> _WRITTEN PROBLEM_
For the listing below, give the number of lines in which "Overall" occurs. Add nothing.

> _GIVEN RECORDS_
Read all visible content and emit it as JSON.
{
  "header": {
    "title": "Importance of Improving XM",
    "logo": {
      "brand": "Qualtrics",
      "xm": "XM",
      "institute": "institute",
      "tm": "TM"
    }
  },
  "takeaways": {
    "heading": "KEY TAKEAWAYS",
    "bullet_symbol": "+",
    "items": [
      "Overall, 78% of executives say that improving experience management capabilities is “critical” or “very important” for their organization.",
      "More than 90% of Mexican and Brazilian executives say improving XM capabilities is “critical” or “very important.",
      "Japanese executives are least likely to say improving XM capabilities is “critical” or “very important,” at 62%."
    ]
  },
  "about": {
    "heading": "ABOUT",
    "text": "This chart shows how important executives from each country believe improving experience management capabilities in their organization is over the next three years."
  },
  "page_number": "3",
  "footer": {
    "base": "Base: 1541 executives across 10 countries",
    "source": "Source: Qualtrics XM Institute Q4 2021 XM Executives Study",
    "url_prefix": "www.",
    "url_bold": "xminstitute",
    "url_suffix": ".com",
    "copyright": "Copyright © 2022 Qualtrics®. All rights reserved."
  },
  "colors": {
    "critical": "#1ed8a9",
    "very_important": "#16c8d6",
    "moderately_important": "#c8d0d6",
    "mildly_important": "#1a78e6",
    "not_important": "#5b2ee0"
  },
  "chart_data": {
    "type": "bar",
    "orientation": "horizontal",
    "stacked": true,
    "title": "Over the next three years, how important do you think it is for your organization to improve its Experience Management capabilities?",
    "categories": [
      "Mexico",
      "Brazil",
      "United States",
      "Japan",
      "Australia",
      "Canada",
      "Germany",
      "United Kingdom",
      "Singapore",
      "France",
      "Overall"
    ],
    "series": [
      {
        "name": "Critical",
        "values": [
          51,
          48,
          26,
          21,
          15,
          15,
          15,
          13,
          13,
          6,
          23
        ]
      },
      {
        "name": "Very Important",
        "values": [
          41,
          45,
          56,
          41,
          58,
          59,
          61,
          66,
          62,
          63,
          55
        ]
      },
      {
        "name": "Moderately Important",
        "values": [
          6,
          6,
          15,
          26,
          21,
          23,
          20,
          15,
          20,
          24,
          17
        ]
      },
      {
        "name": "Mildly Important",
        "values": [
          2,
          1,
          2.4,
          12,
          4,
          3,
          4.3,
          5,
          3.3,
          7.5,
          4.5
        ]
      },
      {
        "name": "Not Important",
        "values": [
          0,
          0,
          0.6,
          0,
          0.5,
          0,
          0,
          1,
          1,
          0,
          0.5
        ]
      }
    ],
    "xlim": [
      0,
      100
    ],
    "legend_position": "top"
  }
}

> _WORKED SOLUTION_
2